## [Exercise goal]
Rewrite all of the lines below as a JSON list of strings, one string per line, skipping blank lines and leaving out the pictures.

BEGIN

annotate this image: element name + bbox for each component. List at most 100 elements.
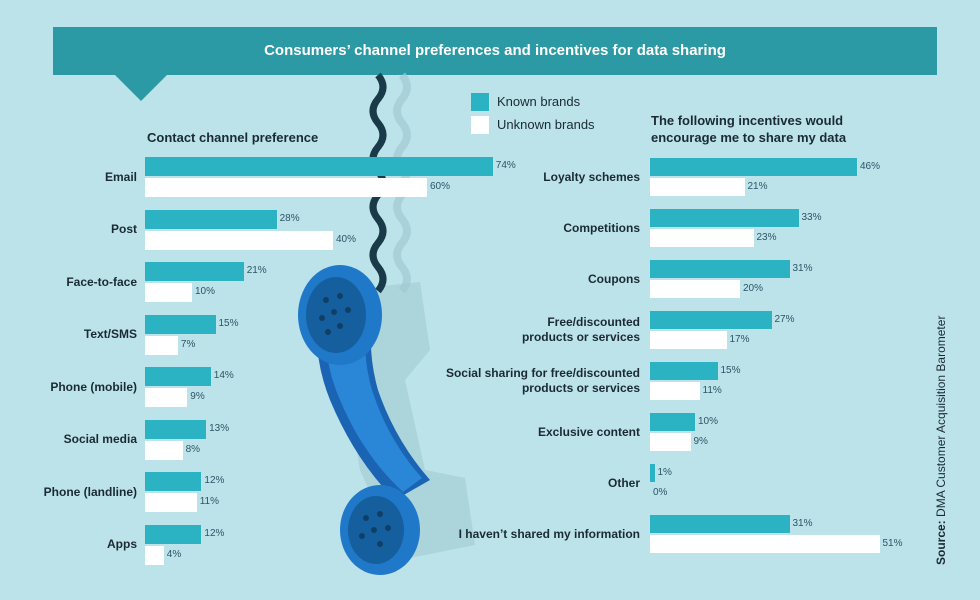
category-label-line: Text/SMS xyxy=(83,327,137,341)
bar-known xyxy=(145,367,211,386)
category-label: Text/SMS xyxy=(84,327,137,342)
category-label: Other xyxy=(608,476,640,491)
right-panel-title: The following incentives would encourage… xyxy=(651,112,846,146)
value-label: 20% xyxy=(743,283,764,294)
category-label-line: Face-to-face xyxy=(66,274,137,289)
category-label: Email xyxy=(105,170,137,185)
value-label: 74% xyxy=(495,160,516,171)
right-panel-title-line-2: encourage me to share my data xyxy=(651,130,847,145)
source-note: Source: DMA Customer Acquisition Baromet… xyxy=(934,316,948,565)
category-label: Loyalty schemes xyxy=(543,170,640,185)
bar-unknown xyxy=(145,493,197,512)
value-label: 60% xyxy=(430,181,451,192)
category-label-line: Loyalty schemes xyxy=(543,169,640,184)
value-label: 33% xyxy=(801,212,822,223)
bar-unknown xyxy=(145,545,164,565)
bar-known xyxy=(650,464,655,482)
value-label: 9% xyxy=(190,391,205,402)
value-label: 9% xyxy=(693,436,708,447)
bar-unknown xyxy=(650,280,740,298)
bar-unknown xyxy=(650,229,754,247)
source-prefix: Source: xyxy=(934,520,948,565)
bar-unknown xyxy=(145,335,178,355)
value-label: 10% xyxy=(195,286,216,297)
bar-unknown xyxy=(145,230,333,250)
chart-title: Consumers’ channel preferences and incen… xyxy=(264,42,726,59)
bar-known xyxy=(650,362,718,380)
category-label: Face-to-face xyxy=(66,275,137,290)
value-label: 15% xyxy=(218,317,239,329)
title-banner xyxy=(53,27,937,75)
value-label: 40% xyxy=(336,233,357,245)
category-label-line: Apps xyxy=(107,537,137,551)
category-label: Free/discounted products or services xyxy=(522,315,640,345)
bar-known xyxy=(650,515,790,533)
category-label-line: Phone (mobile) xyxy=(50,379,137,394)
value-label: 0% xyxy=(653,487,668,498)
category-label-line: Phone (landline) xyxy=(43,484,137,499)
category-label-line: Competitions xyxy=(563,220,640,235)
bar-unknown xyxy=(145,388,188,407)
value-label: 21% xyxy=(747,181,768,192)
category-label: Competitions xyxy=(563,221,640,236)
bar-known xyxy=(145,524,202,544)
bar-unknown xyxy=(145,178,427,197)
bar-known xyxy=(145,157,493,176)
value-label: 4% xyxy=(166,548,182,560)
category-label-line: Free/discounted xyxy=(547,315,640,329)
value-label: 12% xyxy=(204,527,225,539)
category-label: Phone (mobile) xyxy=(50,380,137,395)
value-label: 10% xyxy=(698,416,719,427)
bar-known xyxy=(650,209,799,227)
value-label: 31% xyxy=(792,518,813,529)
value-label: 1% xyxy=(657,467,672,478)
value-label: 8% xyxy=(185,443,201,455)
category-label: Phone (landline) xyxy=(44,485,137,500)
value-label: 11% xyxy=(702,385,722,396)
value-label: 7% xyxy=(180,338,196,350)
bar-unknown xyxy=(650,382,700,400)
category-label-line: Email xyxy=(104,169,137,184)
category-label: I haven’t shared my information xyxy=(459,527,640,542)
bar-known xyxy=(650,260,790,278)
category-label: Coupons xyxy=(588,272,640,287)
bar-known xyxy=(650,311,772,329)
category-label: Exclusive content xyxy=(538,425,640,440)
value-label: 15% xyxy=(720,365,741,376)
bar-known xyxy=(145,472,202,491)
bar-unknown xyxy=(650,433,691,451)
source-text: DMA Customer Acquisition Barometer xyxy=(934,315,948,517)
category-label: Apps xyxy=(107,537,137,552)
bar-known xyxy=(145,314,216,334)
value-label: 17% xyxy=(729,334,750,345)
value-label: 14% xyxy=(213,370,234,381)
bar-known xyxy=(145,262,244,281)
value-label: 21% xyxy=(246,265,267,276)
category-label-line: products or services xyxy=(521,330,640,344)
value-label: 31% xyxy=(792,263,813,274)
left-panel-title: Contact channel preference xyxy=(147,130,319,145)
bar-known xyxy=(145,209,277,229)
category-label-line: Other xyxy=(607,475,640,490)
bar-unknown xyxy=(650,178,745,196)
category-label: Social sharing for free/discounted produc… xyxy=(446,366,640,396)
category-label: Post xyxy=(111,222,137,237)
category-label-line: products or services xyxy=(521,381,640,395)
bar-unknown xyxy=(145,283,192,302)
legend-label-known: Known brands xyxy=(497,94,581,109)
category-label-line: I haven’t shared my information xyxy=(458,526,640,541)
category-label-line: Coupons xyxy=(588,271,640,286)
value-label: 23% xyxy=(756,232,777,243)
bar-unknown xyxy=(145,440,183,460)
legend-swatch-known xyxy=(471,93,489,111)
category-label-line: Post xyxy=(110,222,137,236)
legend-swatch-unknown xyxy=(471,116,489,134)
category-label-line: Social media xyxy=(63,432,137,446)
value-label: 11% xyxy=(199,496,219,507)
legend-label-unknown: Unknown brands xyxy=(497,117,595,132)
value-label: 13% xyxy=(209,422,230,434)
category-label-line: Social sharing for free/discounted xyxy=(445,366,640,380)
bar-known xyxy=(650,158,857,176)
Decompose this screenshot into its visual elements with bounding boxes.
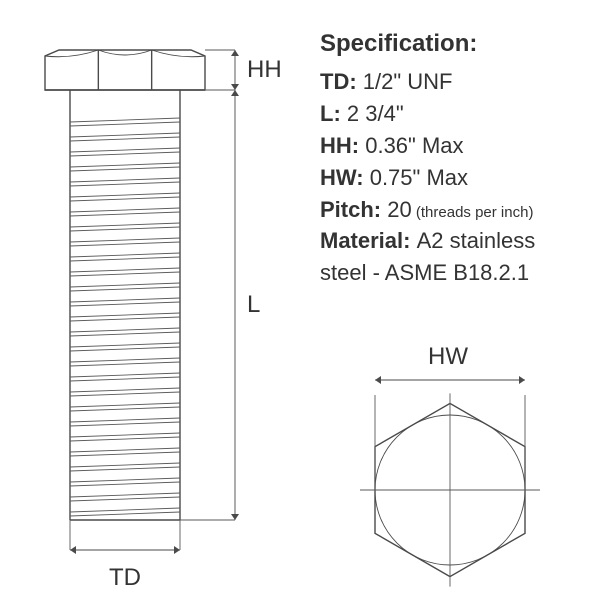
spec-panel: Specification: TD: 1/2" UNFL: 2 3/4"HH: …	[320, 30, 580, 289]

END

## [Response]
[
  "annotate this image: element name + bbox for each component. List at most 100 elements.",
  "category-label-line: Text/SMS xyxy=(83,327,137,341)",
  "bar-known xyxy=(145,367,211,386)",
  "category-label: Text/SMS xyxy=(84,327,137,342)",
  "category-label: Other xyxy=(608,476,640,491)",
  "right-panel-title: The following incentives would encourage… xyxy=(651,112,846,146)",
  "value-label: 20% xyxy=(743,283,764,294)",
  "category-label-line: Face-to-face xyxy=(66,274,137,289)",
  "category-label: Email xyxy=(105,170,137,185)",
  "value-label: 74% xyxy=(495,160,516,171)",
  "right-panel-title-line-2: encourage me to share my data xyxy=(651,130,847,145)",
  "source-note: Source: DMA Customer Acquisition Baromet… xyxy=(934,316,948,565)",
  "category-label: Loyalty schemes xyxy=(543,170,640,185)",
  "bar-unknown xyxy=(145,493,197,512)",
  "value-label: 60% xyxy=(430,181,451,192)",
  "category-label-line: Loyalty schemes xyxy=(543,169,640,184)",
  "value-label: 33% xyxy=(801,212,822,223)",
  "bar-unknown xyxy=(145,545,164,565)",
  "bar-known xyxy=(650,464,655,482)",
  "value-label: 9% xyxy=(190,391,205,402)",
  "value-label: 9% xyxy=(693,436,708,447)",
  "bar-unknown xyxy=(650,280,740,298)",
  "bar-unknown xyxy=(650,229,754,247)",
  "source-prefix: Source: xyxy=(934,520,948,565)",
  "bar-unknown xyxy=(145,335,178,355)",
  "value-label: 10% xyxy=(195,286,216,297)",
  "bar-unknown xyxy=(145,230,333,250)",
  "chart-title: Consumers’ channel preferences and incen… xyxy=(264,42,726,59)",
  "bar-known xyxy=(650,362,718,380)",
  "category-label: Face-to-face xyxy=(66,275,137,290)",
  "value-label: 15% xyxy=(218,317,239,329)",
  "title-banner xyxy=(53,27,937,75)",
  "value-label: 40% xyxy=(336,233,357,245)",
  "category-label-line: Apps xyxy=(107,537,137,551)",
  "category-label: Free/discounted products or services xyxy=(522,315,640,345)",
  "bar-known xyxy=(650,515,790,533)",
  "category-label-line: Phone (mobile) xyxy=(50,379,137,394)",
  "value-label: 0% xyxy=(653,487,668,498)",
  "category-label-line: Phone (landline) xyxy=(43,484,137,499)",
  "category-label-line: Competitions xyxy=(563,220,640,235)",
  "bar-unknown xyxy=(145,388,188,407)",
  "value-label: 21% xyxy=(747,181,768,192)",
  "category-label: Competitions xyxy=(563,221,640,236)",
  "bar-known xyxy=(145,524,202,544)",
  "bar-unknown xyxy=(145,178,427,197)",
  "bar-known xyxy=(145,157,493,176)",
  "value-label: 4% xyxy=(166,548,182,560)",
  "category-label-line: Free/discounted xyxy=(547,315,640,329)",
  "value-label: 12% xyxy=(204,527,225,539)",
  "category-label: Phone (mobile) xyxy=(50,380,137,395)",
  "value-label: 10% xyxy=(698,416,719,427)",
  "bar-known xyxy=(650,209,799,227)",
  "value-label: 31% xyxy=(792,518,813,529)",
  "value-label: 1% xyxy=(657,467,672,478)",
  "value-label: 8% xyxy=(185,443,201,455)",
  "category-label: Phone (landline) xyxy=(44,485,137,500)",
  "value-label: 11% xyxy=(702,385,722,396)",
  "value-label: 7% xyxy=(180,338,196,350)",
  "bar-unknown xyxy=(650,382,700,400)",
  "category-label-line: Email xyxy=(104,169,137,184)",
  "category-label: I haven’t shared my information xyxy=(459,527,640,542)",
  "bar-known xyxy=(650,260,790,278)",
  "category-label: Coupons xyxy=(588,272,640,287)",
  "bar-known xyxy=(650,311,772,329)",
  "category-label: Exclusive content xyxy=(538,425,640,440)",
  "value-label: 15% xyxy=(720,365,741,376)",
  "bar-known xyxy=(145,472,202,491)",
  "bar-unknown xyxy=(650,433,691,451)",
  "source-text: DMA Customer Acquisition Barometer xyxy=(934,315,948,517)",
  "category-label: Apps xyxy=(107,537,137,552)",
  "bar-known xyxy=(145,314,216,334)",
  "value-label: 17% xyxy=(729,334,750,345)",
  "value-label: 14% xyxy=(213,370,234,381)",
  "bar-known xyxy=(145,262,244,281)",
  "value-label: 21% xyxy=(246,265,267,276)",
  "category-label-line: products or services xyxy=(521,330,640,344)",
  "value-label: 31% xyxy=(792,263,813,274)",
  "left-panel-title: Contact channel preference xyxy=(147,130,319,145)",
  "bar-known xyxy=(145,209,277,229)",
  "category-label-line: Other xyxy=(607,475,640,490)",
  "bar-unknown xyxy=(650,178,745,196)",
  "category-label: Social sharing for free/discounted produc… xyxy=(446,366,640,396)",
  "category-label: Post xyxy=(111,222,137,237)",
  "category-label-line: products or services xyxy=(521,381,640,395)",
  "bar-unknown xyxy=(145,283,192,302)",
  "legend-label-known: Known brands xyxy=(497,94,581,109)",
  "category-label-line: I haven’t shared my information xyxy=(458,526,640,541)",
  "category-label-line: Coupons xyxy=(588,271,640,286)",
  "value-label: 23% xyxy=(756,232,777,243)",
  "bar-unknown xyxy=(145,440,183,460)",
  "legend-swatch-known xyxy=(471,93,489,111)",
  "category-label-line: Post xyxy=(110,222,137,236)",
  "legend-swatch-unknown xyxy=(471,116,489,134)",
  "category-label-line: Social media xyxy=(63,432,137,446)",
  "value-label: 11% xyxy=(199,496,219,507)",
  "legend-label-unknown: Unknown brands xyxy=(497,117,595,132)",
  "value-label: 13% xyxy=(209,422,230,434)",
  "category-label-line: Social sharing for free/discounted xyxy=(445,366,640,380)",
  "bar-known xyxy=(650,158,857,176)",
  "Decompose this screenshot into its visual elements with bounding boxes.",
  "spec-panel: Specification: TD: 1/2\" UNFL: 2 3/4\"HH: …\t[320, 30, 580, 289]"
]